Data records
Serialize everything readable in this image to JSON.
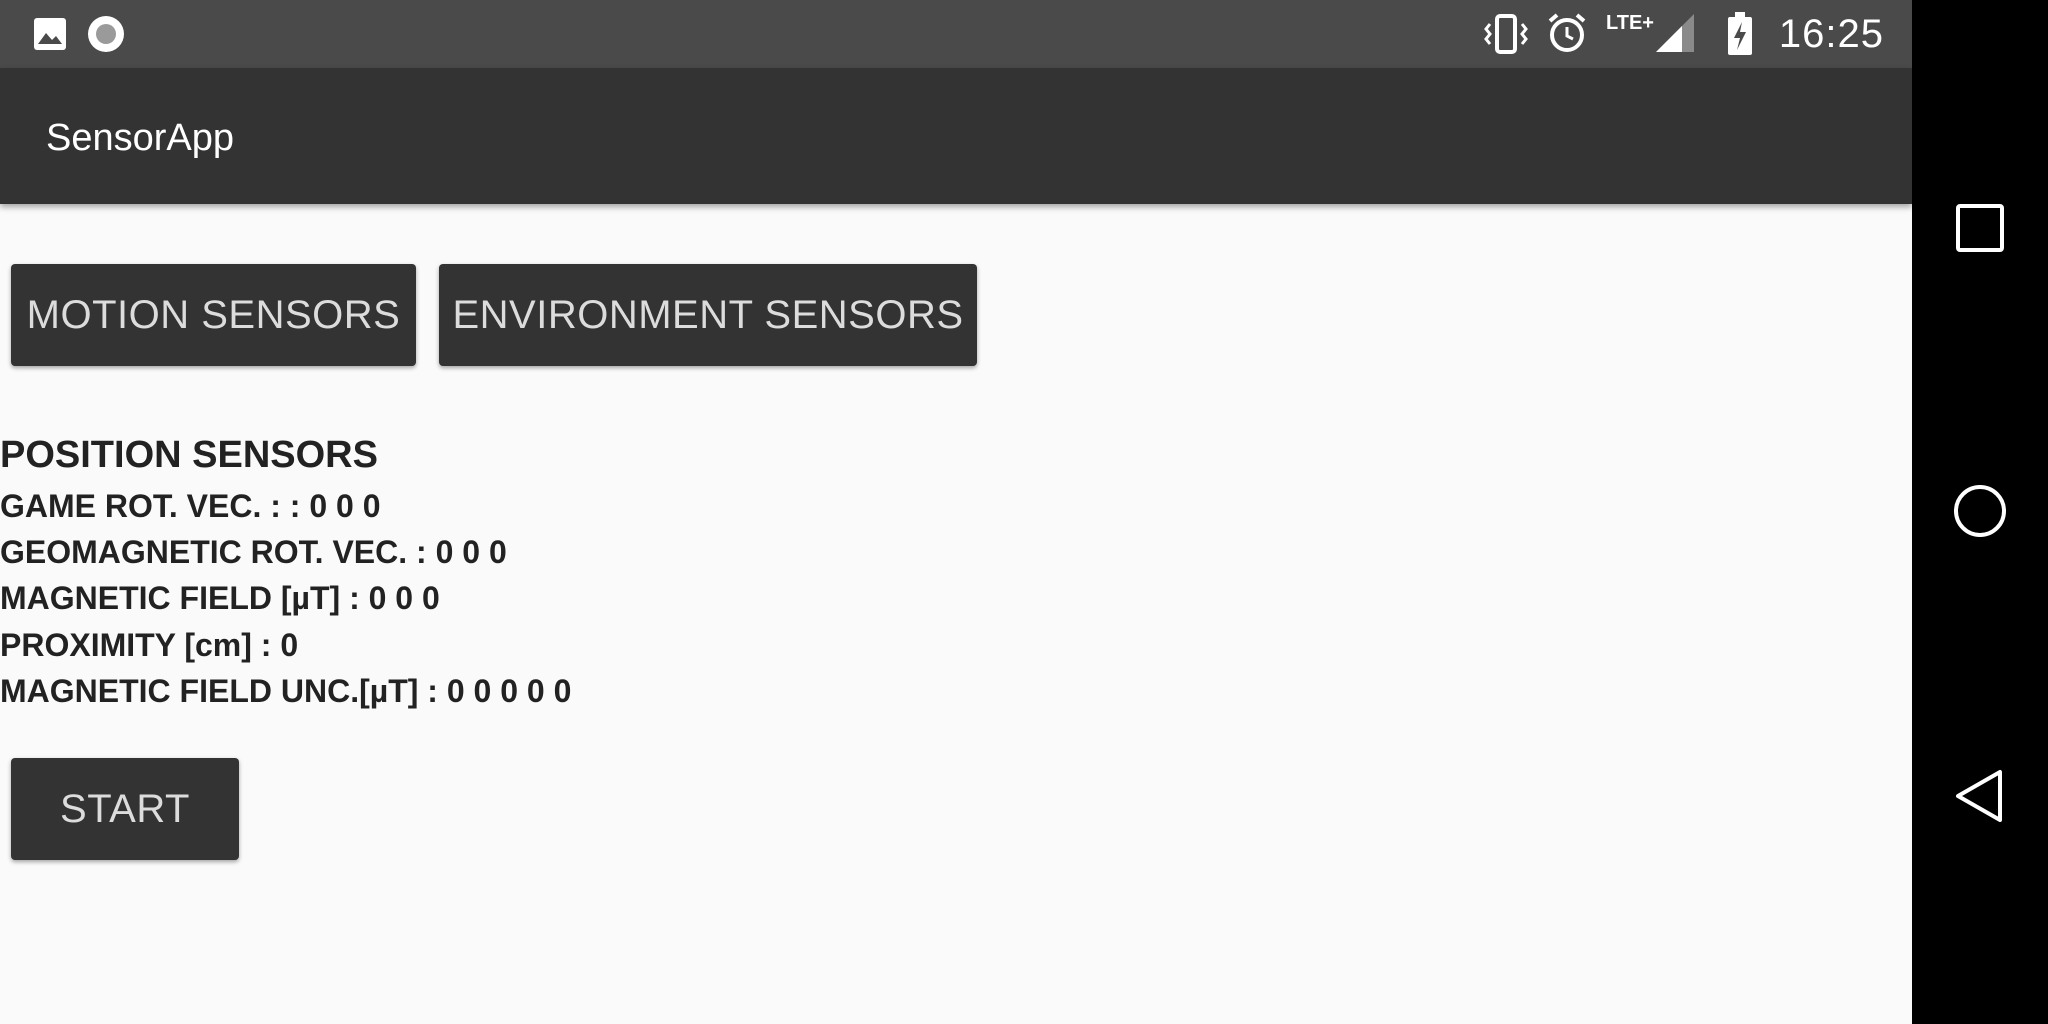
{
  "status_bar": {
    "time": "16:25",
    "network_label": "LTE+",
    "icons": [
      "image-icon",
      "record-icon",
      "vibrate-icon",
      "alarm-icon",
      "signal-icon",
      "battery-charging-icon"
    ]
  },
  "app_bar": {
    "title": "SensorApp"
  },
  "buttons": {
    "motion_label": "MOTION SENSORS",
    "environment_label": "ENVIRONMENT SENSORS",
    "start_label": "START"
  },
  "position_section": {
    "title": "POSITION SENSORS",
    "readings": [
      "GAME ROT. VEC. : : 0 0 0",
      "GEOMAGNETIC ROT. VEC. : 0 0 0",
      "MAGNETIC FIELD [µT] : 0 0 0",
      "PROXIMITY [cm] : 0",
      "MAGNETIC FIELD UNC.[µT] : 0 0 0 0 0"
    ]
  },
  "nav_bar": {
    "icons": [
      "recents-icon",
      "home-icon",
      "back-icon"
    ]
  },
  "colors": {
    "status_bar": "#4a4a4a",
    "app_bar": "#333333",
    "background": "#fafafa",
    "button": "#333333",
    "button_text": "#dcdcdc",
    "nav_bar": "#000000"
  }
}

# [SET EXERCISE]
Using the records given above, list every line that includes the word "image".

# [EXERCISE SOLUTION]
Serialize everything readable in this image to JSON.
      "image-icon",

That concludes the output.